Exercise requirements:
The entries below contain pictures. Retype everything except those pictures, exactly as given.

>> Start

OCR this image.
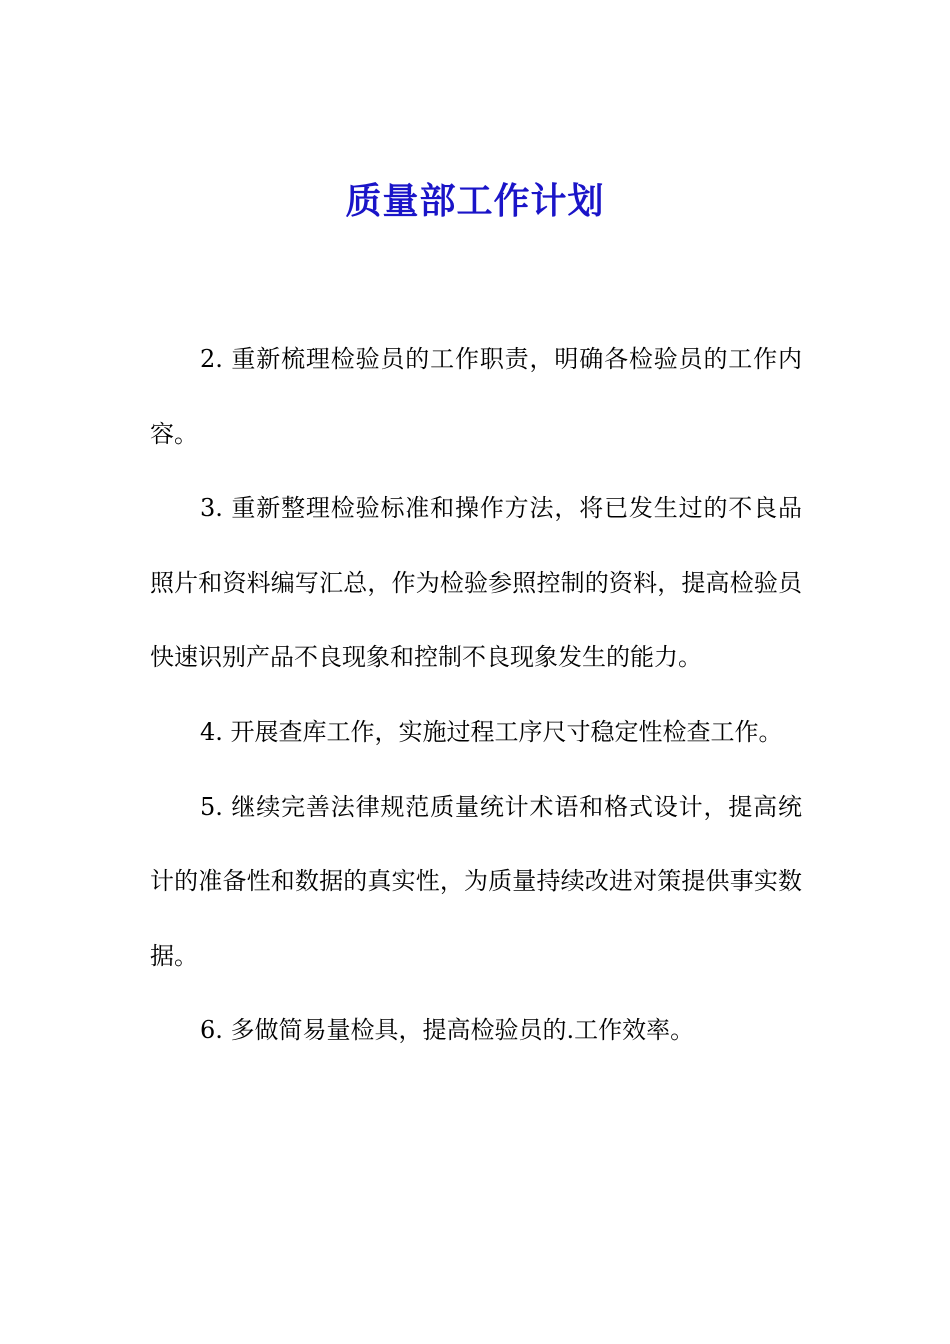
质量部工作计划

2. 重新梳理检验员的工作职责，明确各检验员的工作内容。

3. 重新整理检验标准和操作方法，将已发生过的不良品照片和资料编写汇总，作为检验参照控制的资料，提高检验员快速识别产品不良现象和控制不良现象发生的能力。

4. 开展查库工作，实施过程工序尺寸稳定性检查工作。

5. 继续完善法律规范质量统计术语和格式设计，提高统计的准备性和数据的真实性，为质量持续改进对策提供事实数据。

6. 多做简易量检具，提高检验员的.工作效率。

>> End

Exercise output:
OCR this image.
质量部工作计划

2. 重新梳理检验员的工作职责，明确各检验员的工作内容。

3. 重新整理检验标准和操作方法，将已发生过的不良品照片和资料编写汇总，作为检验参照控制的资料，提高检验员快速识别产品不良现象和控制不良现象发生的能力。

4. 开展查库工作，实施过程工序尺寸稳定性检查工作。

5. 继续完善法律规范质量统计术语和格式设计，提高统计的准备性和数据的真实性，为质量持续改进对策提供事实数据。

6. 多做简易量检具，提高检验员的.工作效率。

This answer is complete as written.